## Begin
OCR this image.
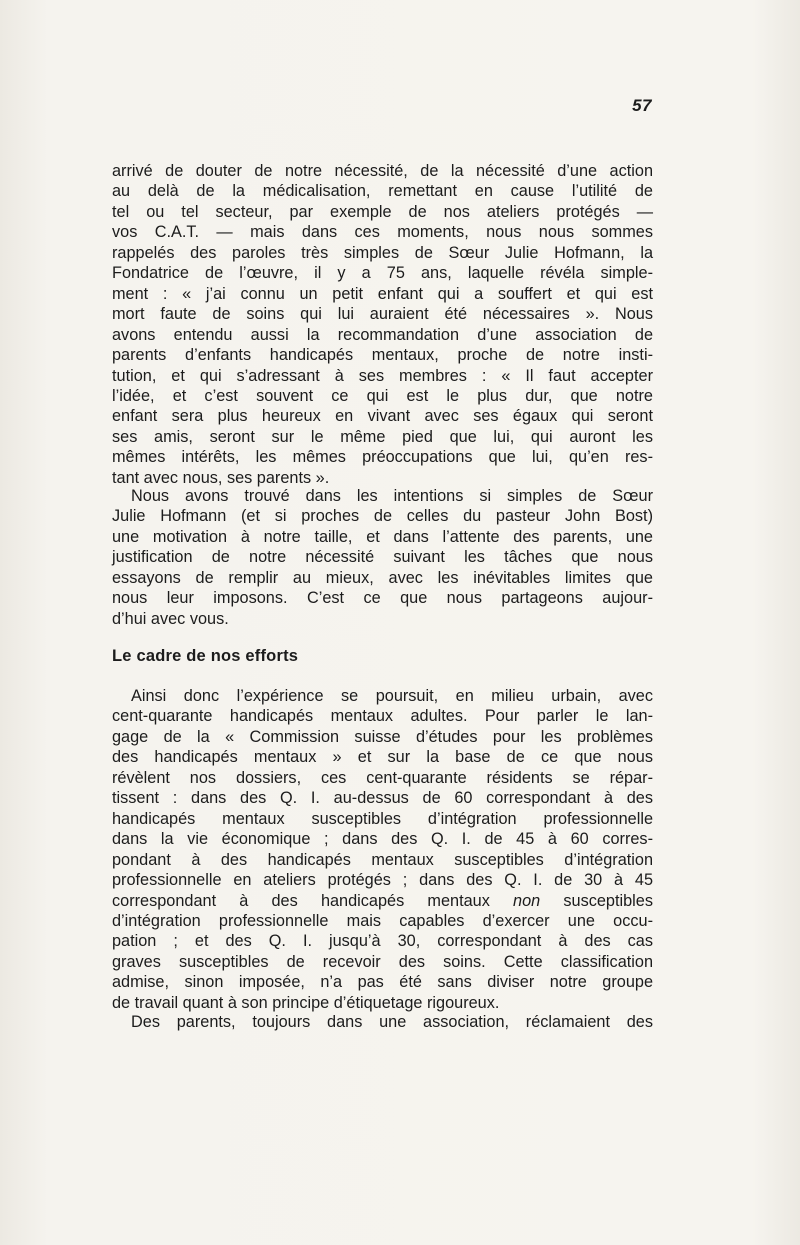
57
arrivé de douter de notre nécessité, de la nécessité d’une action
au delà de la médicalisation, remettant en cause l’utilité de
tel ou tel secteur, par exemple de nos ateliers protégés —
vos C.A.T. — mais dans ces moments, nous nous sommes
rappelés des paroles très simples de Sœur Julie Hofmann, la
Fondatrice de l’œuvre, il y a 75 ans, laquelle révéla simple-
ment : « j’ai connu un petit enfant qui a souffert et qui est
mort faute de soins qui lui auraient été nécessaires ». Nous
avons entendu aussi la recommandation d’une association de
parents d’enfants handicapés mentaux, proche de notre insti-
tution, et qui s’adressant à ses membres : « Il faut accepter
l’idée, et c’est souvent ce qui est le plus dur, que notre
enfant sera plus heureux en vivant avec ses égaux qui seront
ses amis, seront sur le même pied que lui, qui auront les
mêmes intérêts, les mêmes préoccupations que lui, qu’en res-
tant avec nous, ses parents ».
Nous avons trouvé dans les intentions si simples de Sœur
Julie Hofmann (et si proches de celles du pasteur John Bost)
une motivation à notre taille, et dans l’attente des parents, une
justification de notre nécessité suivant les tâches que nous
essayons de remplir au mieux, avec les inévitables limites que
nous leur imposons. C’est ce que nous partageons aujour-
d’hui avec vous.
Le cadre de nos efforts
Ainsi donc l’expérience se poursuit, en milieu urbain, avec
cent-quarante handicapés mentaux adultes. Pour parler le lan-
gage de la « Commission suisse d’études pour les problèmes
des handicapés mentaux » et sur la base de ce que nous
révèlent nos dossiers, ces cent-quarante résidents se répar-
tissent : dans des Q. I. au-dessus de 60 correspondant à des
handicapés mentaux susceptibles d’intégration professionnelle
dans la vie économique ; dans des Q. I. de 45 à 60 corres-
pondant à des handicapés mentaux susceptibles d’intégration
professionnelle en ateliers protégés ; dans des Q. I. de 30 à 45
correspondant à des handicapés mentaux non susceptibles
d’intégration professionnelle mais capables d’exercer une occu-
pation ; et des Q. I. jusqu’à 30, correspondant à des cas
graves susceptibles de recevoir des soins. Cette classification
admise, sinon imposée, n’a pas été sans diviser notre groupe
de travail quant à son principe d’étiquetage rigoureux.
Des parents, toujours dans une association, réclamaient des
## End
▸ **Task goal**: Set down all the data again exactly as above, pictures excluded.

▸ **The result**:
OCR this image.
57
arrivé de douter de notre nécessité, de la nécessité d’une action
au delà de la médicalisation, remettant en cause l’utilité de
tel ou tel secteur, par exemple de nos ateliers protégés —
vos C.A.T. — mais dans ces moments, nous nous sommes
rappelés des paroles très simples de Sœur Julie Hofmann, la
Fondatrice de l’œuvre, il y a 75 ans, laquelle révéla simple-
ment : « j’ai connu un petit enfant qui a souffert et qui est
mort faute de soins qui lui auraient été nécessaires ». Nous
avons entendu aussi la recommandation d’une association de
parents d’enfants handicapés mentaux, proche de notre insti-
tution, et qui s’adressant à ses membres : « Il faut accepter
l’idée, et c’est souvent ce qui est le plus dur, que notre
enfant sera plus heureux en vivant avec ses égaux qui seront
ses amis, seront sur le même pied que lui, qui auront les
mêmes intérêts, les mêmes préoccupations que lui, qu’en res-
tant avec nous, ses parents ».
Nous avons trouvé dans les intentions si simples de Sœur
Julie Hofmann (et si proches de celles du pasteur John Bost)
une motivation à notre taille, et dans l’attente des parents, une
justification de notre nécessité suivant les tâches que nous
essayons de remplir au mieux, avec les inévitables limites que
nous leur imposons. C’est ce que nous partageons aujour-
d’hui avec vous.
Le cadre de nos efforts
Ainsi donc l’expérience se poursuit, en milieu urbain, avec
cent-quarante handicapés mentaux adultes. Pour parler le lan-
gage de la « Commission suisse d’études pour les problèmes
des handicapés mentaux » et sur la base de ce que nous
révèlent nos dossiers, ces cent-quarante résidents se répar-
tissent : dans des Q. I. au-dessus de 60 correspondant à des
handicapés mentaux susceptibles d’intégration professionnelle
dans la vie économique ; dans des Q. I. de 45 à 60 corres-
pondant à des handicapés mentaux susceptibles d’intégration
professionnelle en ateliers protégés ; dans des Q. I. de 30 à 45
correspondant à des handicapés mentaux non susceptibles
d’intégration professionnelle mais capables d’exercer une occu-
pation ; et des Q. I. jusqu’à 30, correspondant à des cas
graves susceptibles de recevoir des soins. Cette classification
admise, sinon imposée, n’a pas été sans diviser notre groupe
de travail quant à son principe d’étiquetage rigoureux.
Des parents, toujours dans une association, réclamaient des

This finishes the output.